Reproduce the following material exactly, including every line.

— Start —

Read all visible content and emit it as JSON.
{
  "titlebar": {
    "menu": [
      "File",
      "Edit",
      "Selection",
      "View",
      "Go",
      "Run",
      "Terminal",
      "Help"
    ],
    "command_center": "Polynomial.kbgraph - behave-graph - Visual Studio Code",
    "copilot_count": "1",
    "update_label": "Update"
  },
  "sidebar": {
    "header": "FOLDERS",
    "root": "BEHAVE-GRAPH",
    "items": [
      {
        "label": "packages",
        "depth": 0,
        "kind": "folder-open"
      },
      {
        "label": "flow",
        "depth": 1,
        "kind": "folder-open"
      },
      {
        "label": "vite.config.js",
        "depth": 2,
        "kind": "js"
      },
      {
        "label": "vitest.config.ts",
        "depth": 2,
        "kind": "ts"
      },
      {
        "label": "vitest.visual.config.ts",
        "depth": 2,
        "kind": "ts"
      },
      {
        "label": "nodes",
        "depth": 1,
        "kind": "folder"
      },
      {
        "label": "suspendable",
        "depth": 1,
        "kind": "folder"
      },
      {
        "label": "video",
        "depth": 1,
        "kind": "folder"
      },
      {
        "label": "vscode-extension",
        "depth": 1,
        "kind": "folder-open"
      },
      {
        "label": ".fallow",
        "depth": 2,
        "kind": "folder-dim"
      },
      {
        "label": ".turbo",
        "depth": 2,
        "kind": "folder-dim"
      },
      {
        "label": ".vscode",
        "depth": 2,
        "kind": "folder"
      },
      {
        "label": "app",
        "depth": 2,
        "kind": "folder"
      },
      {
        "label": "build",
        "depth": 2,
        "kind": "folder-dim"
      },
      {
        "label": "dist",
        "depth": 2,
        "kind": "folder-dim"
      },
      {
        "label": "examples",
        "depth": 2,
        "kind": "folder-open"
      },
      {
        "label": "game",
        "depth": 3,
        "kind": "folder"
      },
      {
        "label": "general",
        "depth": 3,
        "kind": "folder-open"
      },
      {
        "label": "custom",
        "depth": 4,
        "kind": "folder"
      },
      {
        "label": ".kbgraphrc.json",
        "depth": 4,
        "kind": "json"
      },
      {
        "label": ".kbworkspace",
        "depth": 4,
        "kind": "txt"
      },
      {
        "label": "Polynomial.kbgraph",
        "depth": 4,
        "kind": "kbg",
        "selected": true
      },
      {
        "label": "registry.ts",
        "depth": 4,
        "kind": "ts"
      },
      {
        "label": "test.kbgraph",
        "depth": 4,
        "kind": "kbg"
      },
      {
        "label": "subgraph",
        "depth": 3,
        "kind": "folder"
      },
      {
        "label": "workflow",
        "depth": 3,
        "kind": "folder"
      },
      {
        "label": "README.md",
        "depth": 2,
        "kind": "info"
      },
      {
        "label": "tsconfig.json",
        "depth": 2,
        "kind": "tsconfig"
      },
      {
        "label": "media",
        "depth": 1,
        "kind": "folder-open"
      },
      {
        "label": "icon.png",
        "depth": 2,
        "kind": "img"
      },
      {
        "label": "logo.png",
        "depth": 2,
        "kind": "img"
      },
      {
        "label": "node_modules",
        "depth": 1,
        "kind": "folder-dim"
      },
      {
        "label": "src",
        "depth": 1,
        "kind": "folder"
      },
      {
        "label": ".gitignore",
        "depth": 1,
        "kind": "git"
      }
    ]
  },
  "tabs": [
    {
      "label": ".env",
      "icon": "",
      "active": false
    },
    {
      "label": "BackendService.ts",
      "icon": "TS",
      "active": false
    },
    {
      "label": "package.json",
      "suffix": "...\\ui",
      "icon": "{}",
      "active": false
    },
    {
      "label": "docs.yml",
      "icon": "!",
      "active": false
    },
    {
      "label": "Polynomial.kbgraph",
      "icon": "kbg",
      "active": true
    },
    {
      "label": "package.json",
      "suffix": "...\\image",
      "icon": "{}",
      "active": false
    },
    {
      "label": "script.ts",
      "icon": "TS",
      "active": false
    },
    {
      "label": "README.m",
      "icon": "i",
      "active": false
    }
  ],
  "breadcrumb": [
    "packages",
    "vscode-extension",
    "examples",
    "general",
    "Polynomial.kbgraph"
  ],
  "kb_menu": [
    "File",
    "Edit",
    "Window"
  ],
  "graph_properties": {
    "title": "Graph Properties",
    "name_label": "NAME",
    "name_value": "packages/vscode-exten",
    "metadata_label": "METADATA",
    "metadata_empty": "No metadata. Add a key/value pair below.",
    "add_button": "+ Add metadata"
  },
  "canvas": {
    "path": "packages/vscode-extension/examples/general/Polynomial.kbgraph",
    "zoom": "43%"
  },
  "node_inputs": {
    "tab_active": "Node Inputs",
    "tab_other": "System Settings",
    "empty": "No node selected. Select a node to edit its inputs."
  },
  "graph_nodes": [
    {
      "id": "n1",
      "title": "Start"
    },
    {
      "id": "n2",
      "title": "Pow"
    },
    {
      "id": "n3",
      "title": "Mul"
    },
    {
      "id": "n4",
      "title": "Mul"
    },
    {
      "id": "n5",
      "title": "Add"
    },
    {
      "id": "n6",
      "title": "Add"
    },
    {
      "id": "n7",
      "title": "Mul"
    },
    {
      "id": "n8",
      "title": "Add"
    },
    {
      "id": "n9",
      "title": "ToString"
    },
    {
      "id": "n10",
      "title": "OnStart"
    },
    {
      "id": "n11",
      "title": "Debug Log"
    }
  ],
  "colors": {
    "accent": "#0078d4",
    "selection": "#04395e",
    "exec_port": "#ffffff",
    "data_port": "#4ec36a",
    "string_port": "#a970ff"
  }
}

— End —

### [Final result]
Read all visible content and emit it as JSON.
{
  "titlebar": {
    "menu": [
      "File",
      "Edit",
      "Selection",
      "View",
      "Go",
      "Run",
      "Terminal",
      "Help"
    ],
    "command_center": "Polynomial.kbgraph - behave-graph - Visual Studio Code",
    "copilot_count": "1",
    "update_label": "Update"
  },
  "sidebar": {
    "header": "FOLDERS",
    "root": "BEHAVE-GRAPH",
    "items": [
      {
        "label": "packages",
        "depth": 0,
        "kind": "folder-open"
      },
      {
        "label": "flow",
        "depth": 1,
        "kind": "folder-open"
      },
      {
        "label": "vite.config.js",
        "depth": 2,
        "kind": "js"
      },
      {
        "label": "vitest.config.ts",
        "depth": 2,
        "kind": "ts"
      },
      {
        "label": "vitest.visual.config.ts",
        "depth": 2,
        "kind": "ts"
      },
      {
        "label": "nodes",
        "depth": 1,
        "kind": "folder"
      },
      {
        "label": "suspendable",
        "depth": 1,
        "kind": "folder"
      },
      {
        "label": "video",
        "depth": 1,
        "kind": "folder"
      },
      {
        "label": "vscode-extension",
        "depth": 1,
        "kind": "folder-open"
      },
      {
        "label": ".fallow",
        "depth": 2,
        "kind": "folder-dim"
      },
      {
        "label": ".turbo",
        "depth": 2,
        "kind": "folder-dim"
      },
      {
        "label": ".vscode",
        "depth": 2,
        "kind": "folder"
      },
      {
        "label": "app",
        "depth": 2,
        "kind": "folder"
      },
      {
        "label": "build",
        "depth": 2,
        "kind": "folder-dim"
      },
      {
        "label": "dist",
        "depth": 2,
        "kind": "folder-dim"
      },
      {
        "label": "examples",
        "depth": 2,
        "kind": "folder-open"
      },
      {
        "label": "game",
        "depth": 3,
        "kind": "folder"
      },
      {
        "label": "general",
        "depth": 3,
        "kind": "folder-open"
      },
      {
        "label": "custom",
        "depth": 4,
        "kind": "folder"
      },
      {
        "label": ".kbgraphrc.json",
        "depth": 4,
        "kind": "json"
      },
      {
        "label": ".kbworkspace",
        "depth": 4,
        "kind": "txt"
      },
      {
        "label": "Polynomial.kbgraph",
        "depth": 4,
        "kind": "kbg",
        "selected": true
      },
      {
        "label": "registry.ts",
        "depth": 4,
        "kind": "ts"
      },
      {
        "label": "test.kbgraph",
        "depth": 4,
        "kind": "kbg"
      },
      {
        "label": "subgraph",
        "depth": 3,
        "kind": "folder"
      },
      {
        "label": "workflow",
        "depth": 3,
        "kind": "folder"
      },
      {
        "label": "README.md",
        "depth": 2,
        "kind": "info"
      },
      {
        "label": "tsconfig.json",
        "depth": 2,
        "kind": "tsconfig"
      },
      {
        "label": "media",
        "depth": 1,
        "kind": "folder-open"
      },
      {
        "label": "icon.png",
        "depth": 2,
        "kind": "img"
      },
      {
        "label": "logo.png",
        "depth": 2,
        "kind": "img"
      },
      {
        "label": "node_modules",
        "depth": 1,
        "kind": "folder-dim"
      },
      {
        "label": "src",
        "depth": 1,
        "kind": "folder"
      },
      {
        "label": ".gitignore",
        "depth": 1,
        "kind": "git"
      }
    ]
  },
  "tabs": [
    {
      "label": ".env",
      "icon": "",
      "active": false
    },
    {
      "label": "BackendService.ts",
      "icon": "TS",
      "active": false
    },
    {
      "label": "package.json",
      "suffix": "...\\ui",
      "icon": "{}",
      "active": false
    },
    {
      "label": "docs.yml",
      "icon": "!",
      "active": false
    },
    {
      "label": "Polynomial.kbgraph",
      "icon": "kbg",
      "active": true
    },
    {
      "label": "package.json",
      "suffix": "...\\image",
      "icon": "{}",
      "active": false
    },
    {
      "label": "script.ts",
      "icon": "TS",
      "active": false
    },
    {
      "label": "README.m",
      "icon": "i",
      "active": false
    }
  ],
  "breadcrumb": [
    "packages",
    "vscode-extension",
    "examples",
    "general",
    "Polynomial.kbgraph"
  ],
  "kb_menu": [
    "File",
    "Edit",
    "Window"
  ],
  "graph_properties": {
    "title": "Graph Properties",
    "name_label": "NAME",
    "name_value": "packages/vscode-exten",
    "metadata_label": "METADATA",
    "metadata_empty": "No metadata. Add a key/value pair below.",
    "add_button": "+ Add metadata"
  },
  "canvas": {
    "path": "packages/vscode-extension/examples/general/Polynomial.kbgraph",
    "zoom": "43%"
  },
  "node_inputs": {
    "tab_active": "Node Inputs",
    "tab_other": "System Settings",
    "empty": "No node selected. Select a node to edit its inputs."
  },
  "graph_nodes": [
    {
      "id": "n1",
      "title": "Start"
    },
    {
      "id": "n2",
      "title": "Pow"
    },
    {
      "id": "n3",
      "title": "Mul"
    },
    {
      "id": "n4",
      "title": "Mul"
    },
    {
      "id": "n5",
      "title": "Add"
    },
    {
      "id": "n6",
      "title": "Add"
    },
    {
      "id": "n7",
      "title": "Mul"
    },
    {
      "id": "n8",
      "title": "Add"
    },
    {
      "id": "n9",
      "title": "ToString"
    },
    {
      "id": "n10",
      "title": "OnStart"
    },
    {
      "id": "n11",
      "title": "Debug Log"
    }
  ],
  "colors": {
    "accent": "#0078d4",
    "selection": "#04395e",
    "exec_port": "#ffffff",
    "data_port": "#4ec36a",
    "string_port": "#a970ff"
  }
}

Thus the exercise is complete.